[THE REQUEST] From the entries below, copy every line where the string "text" appears.

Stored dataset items

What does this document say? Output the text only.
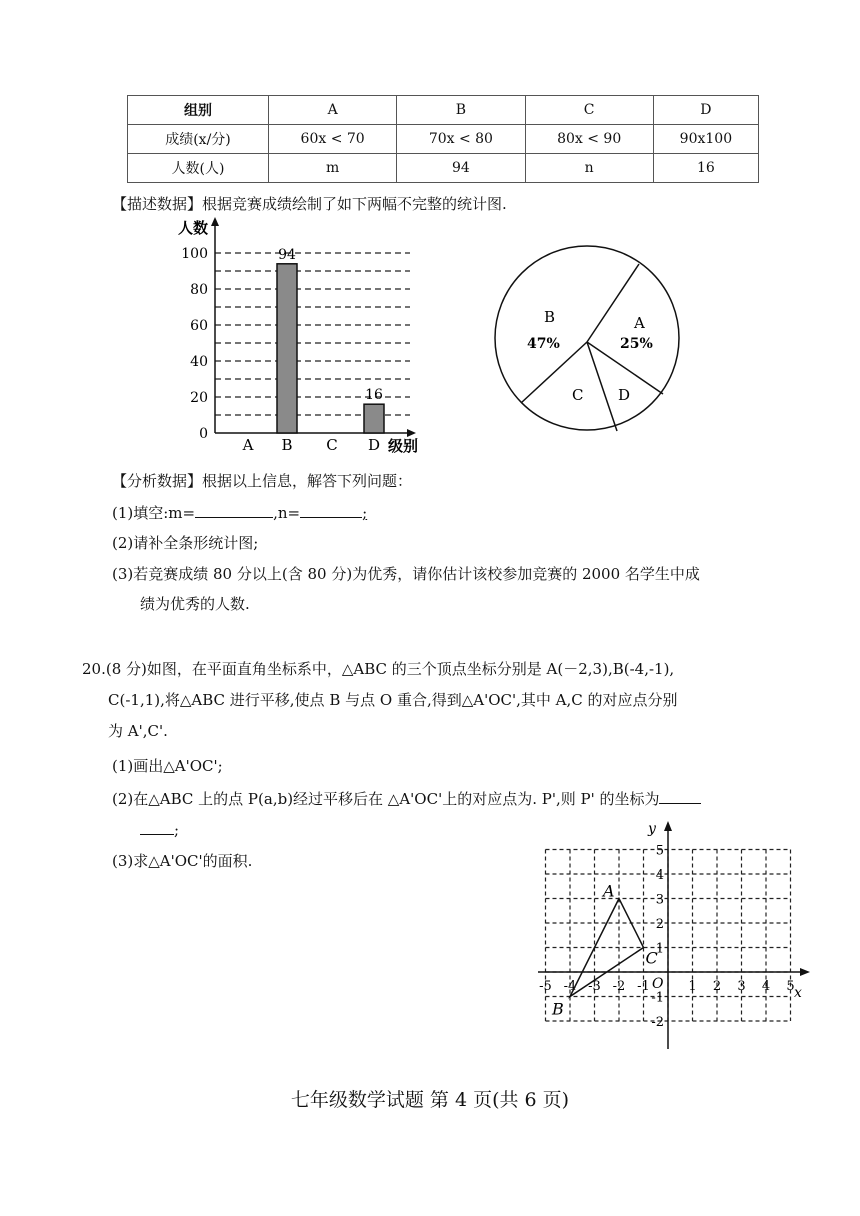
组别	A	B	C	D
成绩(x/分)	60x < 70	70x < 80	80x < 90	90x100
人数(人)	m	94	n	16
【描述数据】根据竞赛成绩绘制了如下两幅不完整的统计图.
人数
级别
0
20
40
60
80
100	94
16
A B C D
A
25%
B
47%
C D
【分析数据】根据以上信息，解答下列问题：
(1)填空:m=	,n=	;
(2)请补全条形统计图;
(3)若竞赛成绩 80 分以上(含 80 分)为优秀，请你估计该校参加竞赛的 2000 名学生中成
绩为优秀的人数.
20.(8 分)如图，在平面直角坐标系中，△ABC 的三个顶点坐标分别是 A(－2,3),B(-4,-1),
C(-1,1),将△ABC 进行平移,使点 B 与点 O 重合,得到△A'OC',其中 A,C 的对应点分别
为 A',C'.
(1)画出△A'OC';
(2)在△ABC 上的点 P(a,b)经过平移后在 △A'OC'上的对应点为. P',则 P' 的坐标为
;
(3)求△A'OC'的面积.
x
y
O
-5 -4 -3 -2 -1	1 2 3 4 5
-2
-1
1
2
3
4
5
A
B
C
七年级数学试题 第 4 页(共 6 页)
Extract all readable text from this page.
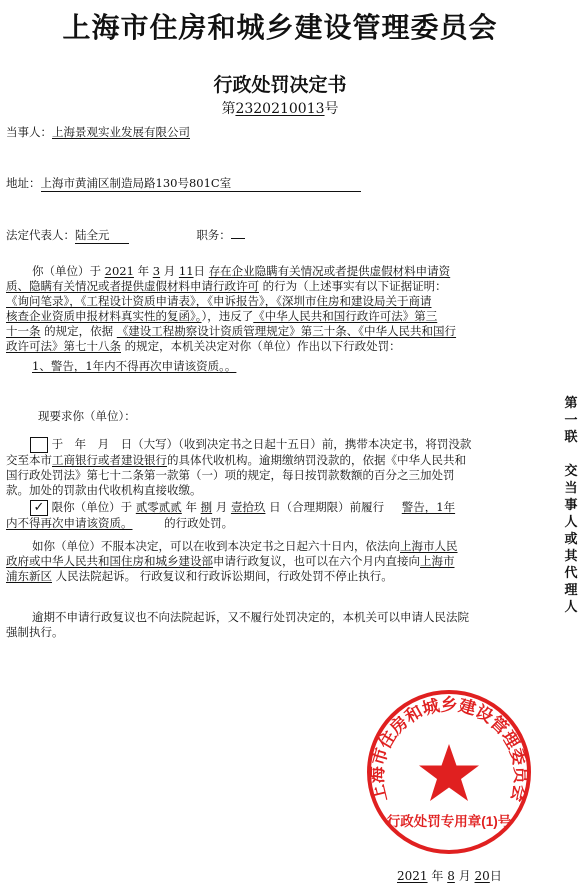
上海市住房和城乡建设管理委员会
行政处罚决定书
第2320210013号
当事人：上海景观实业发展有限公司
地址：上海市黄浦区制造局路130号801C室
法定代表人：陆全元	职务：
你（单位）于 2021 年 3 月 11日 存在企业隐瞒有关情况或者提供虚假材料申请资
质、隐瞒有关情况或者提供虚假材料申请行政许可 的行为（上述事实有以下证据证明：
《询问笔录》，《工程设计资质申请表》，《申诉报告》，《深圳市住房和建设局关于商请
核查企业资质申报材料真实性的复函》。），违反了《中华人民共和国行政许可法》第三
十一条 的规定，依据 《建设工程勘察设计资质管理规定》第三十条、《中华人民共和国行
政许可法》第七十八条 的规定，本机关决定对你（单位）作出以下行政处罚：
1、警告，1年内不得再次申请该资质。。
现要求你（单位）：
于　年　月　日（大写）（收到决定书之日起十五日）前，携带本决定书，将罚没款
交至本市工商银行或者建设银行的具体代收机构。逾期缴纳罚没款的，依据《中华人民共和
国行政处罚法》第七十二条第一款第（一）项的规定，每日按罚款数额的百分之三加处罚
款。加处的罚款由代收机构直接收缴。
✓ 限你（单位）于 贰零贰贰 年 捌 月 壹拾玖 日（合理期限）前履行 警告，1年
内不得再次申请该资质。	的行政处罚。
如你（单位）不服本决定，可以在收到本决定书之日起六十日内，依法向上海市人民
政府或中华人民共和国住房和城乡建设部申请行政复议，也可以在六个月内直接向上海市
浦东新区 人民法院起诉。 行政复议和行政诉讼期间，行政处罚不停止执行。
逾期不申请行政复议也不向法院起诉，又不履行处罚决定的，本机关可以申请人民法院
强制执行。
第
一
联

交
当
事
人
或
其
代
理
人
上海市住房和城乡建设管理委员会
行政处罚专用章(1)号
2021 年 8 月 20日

[SOLUTION TO THE PROBLEM]
What does this document say? Output the text only.
Extract all readable text from this page.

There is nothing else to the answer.